→ **TASK DIRECTIONS**
Go through the listing and return every line with "text" in it.

→ **DATA EXCERPTS**
----

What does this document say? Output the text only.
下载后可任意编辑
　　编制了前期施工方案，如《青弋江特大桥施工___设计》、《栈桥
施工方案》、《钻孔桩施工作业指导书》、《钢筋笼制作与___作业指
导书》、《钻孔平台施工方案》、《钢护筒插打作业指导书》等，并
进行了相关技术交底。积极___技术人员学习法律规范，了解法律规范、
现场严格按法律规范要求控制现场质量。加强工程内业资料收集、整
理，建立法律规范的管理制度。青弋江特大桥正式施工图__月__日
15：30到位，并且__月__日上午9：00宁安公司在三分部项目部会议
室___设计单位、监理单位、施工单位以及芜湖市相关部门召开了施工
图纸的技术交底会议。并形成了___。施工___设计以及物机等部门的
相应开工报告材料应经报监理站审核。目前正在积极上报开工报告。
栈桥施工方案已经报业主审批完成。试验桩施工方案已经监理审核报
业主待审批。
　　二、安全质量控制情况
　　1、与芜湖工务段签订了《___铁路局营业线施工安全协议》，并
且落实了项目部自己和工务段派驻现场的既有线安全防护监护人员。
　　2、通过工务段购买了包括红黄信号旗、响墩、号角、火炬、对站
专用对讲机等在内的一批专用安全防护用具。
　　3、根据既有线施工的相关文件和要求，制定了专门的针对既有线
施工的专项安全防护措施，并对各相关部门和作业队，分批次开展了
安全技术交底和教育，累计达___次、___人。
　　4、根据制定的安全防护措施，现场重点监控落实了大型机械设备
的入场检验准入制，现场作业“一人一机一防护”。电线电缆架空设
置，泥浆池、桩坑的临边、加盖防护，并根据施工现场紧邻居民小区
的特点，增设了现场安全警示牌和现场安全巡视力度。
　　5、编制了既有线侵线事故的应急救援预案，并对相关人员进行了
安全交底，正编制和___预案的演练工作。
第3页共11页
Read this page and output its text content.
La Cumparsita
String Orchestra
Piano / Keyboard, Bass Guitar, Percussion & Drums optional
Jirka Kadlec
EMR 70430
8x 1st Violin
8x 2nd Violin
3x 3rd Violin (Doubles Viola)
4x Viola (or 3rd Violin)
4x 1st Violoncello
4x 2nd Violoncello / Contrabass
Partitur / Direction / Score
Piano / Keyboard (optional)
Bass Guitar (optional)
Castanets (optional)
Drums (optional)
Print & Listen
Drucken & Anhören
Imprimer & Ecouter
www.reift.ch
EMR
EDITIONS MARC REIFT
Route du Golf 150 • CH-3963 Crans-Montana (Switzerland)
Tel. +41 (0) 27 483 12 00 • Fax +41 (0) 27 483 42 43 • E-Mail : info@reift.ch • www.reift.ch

----

→ **ANSWER IN FULL**
What does this document say? Output the text only.
Read this page and output its text content.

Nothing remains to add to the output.